**DESCRIPTION OF THE TASK**
Find each line below where the word "China" occurs, and copy it.

**RECORDS FOR THE TASK**

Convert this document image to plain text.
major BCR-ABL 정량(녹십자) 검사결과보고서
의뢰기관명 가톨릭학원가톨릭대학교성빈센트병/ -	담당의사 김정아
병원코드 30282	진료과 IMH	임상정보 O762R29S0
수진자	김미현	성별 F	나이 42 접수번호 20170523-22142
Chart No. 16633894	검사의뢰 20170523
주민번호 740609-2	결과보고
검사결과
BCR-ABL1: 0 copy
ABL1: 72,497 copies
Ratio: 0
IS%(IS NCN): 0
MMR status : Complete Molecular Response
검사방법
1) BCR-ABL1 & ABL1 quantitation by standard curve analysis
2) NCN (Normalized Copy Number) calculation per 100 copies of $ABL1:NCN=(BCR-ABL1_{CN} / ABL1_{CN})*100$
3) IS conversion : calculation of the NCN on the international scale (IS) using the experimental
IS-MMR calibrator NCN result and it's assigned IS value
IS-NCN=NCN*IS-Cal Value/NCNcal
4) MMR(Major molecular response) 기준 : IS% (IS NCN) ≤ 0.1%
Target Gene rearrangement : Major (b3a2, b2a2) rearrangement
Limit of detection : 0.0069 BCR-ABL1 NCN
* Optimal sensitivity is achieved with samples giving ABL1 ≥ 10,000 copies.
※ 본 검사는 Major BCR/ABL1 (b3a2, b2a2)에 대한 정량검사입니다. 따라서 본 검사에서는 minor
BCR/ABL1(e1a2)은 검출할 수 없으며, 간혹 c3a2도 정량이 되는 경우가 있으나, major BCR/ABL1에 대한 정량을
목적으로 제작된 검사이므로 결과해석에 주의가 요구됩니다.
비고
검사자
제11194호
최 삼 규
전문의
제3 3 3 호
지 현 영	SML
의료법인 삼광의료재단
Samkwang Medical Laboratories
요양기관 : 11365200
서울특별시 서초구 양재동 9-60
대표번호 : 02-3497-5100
...
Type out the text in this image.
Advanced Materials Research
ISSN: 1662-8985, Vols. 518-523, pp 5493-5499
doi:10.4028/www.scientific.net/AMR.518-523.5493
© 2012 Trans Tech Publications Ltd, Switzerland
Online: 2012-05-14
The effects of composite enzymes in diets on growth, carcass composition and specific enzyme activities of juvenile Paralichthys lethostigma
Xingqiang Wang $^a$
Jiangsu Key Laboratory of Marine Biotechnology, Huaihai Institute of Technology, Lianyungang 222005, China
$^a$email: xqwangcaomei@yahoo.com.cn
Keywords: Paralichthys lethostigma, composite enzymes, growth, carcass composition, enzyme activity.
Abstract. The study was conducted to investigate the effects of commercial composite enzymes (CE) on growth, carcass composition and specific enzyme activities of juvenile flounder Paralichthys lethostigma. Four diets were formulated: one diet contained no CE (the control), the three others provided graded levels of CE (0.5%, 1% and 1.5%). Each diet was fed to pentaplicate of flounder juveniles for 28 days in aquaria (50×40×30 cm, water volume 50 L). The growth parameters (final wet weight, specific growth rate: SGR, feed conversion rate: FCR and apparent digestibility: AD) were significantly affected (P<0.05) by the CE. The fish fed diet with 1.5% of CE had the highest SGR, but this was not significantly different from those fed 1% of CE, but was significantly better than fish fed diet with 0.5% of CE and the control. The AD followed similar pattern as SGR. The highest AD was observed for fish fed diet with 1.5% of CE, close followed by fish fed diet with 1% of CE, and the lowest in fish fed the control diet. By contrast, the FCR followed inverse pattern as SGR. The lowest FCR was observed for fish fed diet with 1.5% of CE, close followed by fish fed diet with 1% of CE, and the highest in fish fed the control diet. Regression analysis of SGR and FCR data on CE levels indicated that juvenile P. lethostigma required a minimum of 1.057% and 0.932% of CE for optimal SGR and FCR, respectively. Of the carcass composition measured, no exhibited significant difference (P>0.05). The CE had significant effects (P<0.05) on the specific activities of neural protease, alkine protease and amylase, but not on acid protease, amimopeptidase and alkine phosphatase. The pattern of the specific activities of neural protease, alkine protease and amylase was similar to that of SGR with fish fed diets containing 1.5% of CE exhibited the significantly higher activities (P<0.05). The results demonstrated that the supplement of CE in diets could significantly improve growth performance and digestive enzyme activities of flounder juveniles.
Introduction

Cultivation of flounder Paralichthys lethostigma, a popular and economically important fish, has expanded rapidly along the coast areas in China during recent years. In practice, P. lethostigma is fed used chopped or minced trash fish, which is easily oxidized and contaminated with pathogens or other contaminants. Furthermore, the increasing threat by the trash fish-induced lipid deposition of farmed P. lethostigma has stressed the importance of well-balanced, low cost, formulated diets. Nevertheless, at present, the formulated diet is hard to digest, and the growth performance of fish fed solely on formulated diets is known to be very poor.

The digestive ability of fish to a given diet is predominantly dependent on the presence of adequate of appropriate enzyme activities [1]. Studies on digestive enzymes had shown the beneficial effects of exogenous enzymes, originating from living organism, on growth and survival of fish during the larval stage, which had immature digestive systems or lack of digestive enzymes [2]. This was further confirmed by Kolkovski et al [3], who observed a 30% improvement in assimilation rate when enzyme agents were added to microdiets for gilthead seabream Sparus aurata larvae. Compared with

**OUTPUT**
Jiangsu Key Laboratory of Marine Biotechnology, Huaihai Institute of Technology, Lianyungang 222005, China
Cultivation of flounder Paralichthys lethostigma, a popular and economically important fish, has expanded rapidly along the coast areas in China during recent years. In practice, P. lethostigma is fed used chopped or minced trash fish, which is easily oxidized and contaminated with pathogens or other contaminants. Furthermore, the increasing threat by the trash fish-induced lipid deposition of farmed P. lethostigma has stressed the importance of well-balanced, low cost, formulated diets. Nevertheless, at present, the formulated diet is hard to digest, and the growth performance of fish fed solely on formulated diets is known to be very poor.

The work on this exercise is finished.